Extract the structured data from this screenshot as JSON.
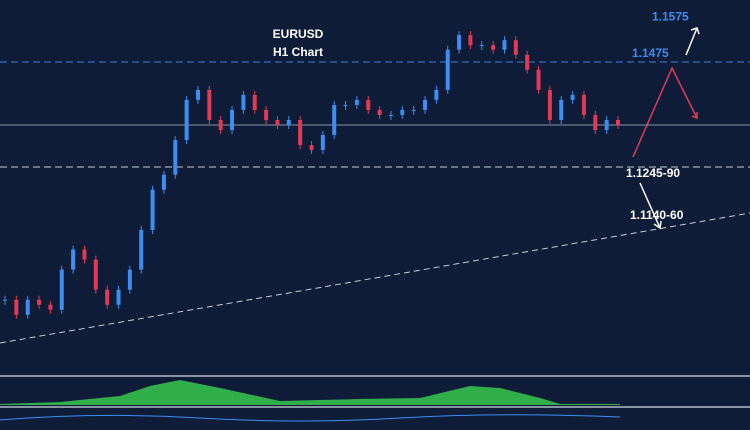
{
  "chart_data": {
    "type": "candlestick",
    "title": "EURUSD",
    "subtitle": "H1 Chart",
    "values": [
      1.0954,
      1.0921,
      1.0954,
      1.0943,
      1.0932,
      1.102,
      1.1064,
      1.1042,
      1.0976,
      1.0943,
      1.0976,
      1.102,
      1.1107,
      1.1195,
      1.1228,
      1.1304,
      1.1392,
      1.1414,
      1.1348,
      1.1326,
      1.137,
      1.1403,
      1.137,
      1.1348,
      1.1337,
      1.1348,
      1.1293,
      1.1282,
      1.1315,
      1.1381,
      1.1381,
      1.1392,
      1.137,
      1.1359,
      1.1359,
      1.137,
      1.137,
      1.1392,
      1.1414,
      1.1502,
      1.1534,
      1.1512,
      1.1512,
      1.1502,
      1.1523,
      1.1491,
      1.1458,
      1.1414,
      1.1348,
      1.1392,
      1.1403,
      1.1359,
      1.1326,
      1.1348,
      1.1337
    ],
    "up_color": "#3d8ef0",
    "down_color": "#e23a55",
    "ylim": [
      1.08,
      1.1611
    ],
    "current_price": 1.1337,
    "levels": [
      {
        "value": 1.1475,
        "label": "1.1475",
        "color": "#3d7fd9"
      },
      {
        "value": 1.1245,
        "label": "1.1245-90",
        "color": "#c8ccd4"
      }
    ],
    "targets": [
      {
        "value": 1.1575,
        "label": "1.1575"
      },
      {
        "value": 1.114,
        "label": "1.1140-60"
      }
    ]
  }
}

STATED GOAL |
Except for the pictures, print the data above exactly.

RESULT OF THIS TASK |
Extract the structured data from this screenshot as JSON.
{
  "chart_data": {
    "type": "candlestick",
    "title": "EURUSD",
    "subtitle": "H1 Chart",
    "values": [
      1.0954,
      1.0921,
      1.0954,
      1.0943,
      1.0932,
      1.102,
      1.1064,
      1.1042,
      1.0976,
      1.0943,
      1.0976,
      1.102,
      1.1107,
      1.1195,
      1.1228,
      1.1304,
      1.1392,
      1.1414,
      1.1348,
      1.1326,
      1.137,
      1.1403,
      1.137,
      1.1348,
      1.1337,
      1.1348,
      1.1293,
      1.1282,
      1.1315,
      1.1381,
      1.1381,
      1.1392,
      1.137,
      1.1359,
      1.1359,
      1.137,
      1.137,
      1.1392,
      1.1414,
      1.1502,
      1.1534,
      1.1512,
      1.1512,
      1.1502,
      1.1523,
      1.1491,
      1.1458,
      1.1414,
      1.1348,
      1.1392,
      1.1403,
      1.1359,
      1.1326,
      1.1348,
      1.1337
    ],
    "up_color": "#3d8ef0",
    "down_color": "#e23a55",
    "ylim": [
      1.08,
      1.1611
    ],
    "current_price": 1.1337,
    "levels": [
      {
        "value": 1.1475,
        "label": "1.1475",
        "color": "#3d7fd9"
      },
      {
        "value": 1.1245,
        "label": "1.1245-90",
        "color": "#c8ccd4"
      }
    ],
    "targets": [
      {
        "value": 1.1575,
        "label": "1.1575"
      },
      {
        "value": 1.114,
        "label": "1.1140-60"
      }
    ]
  }
}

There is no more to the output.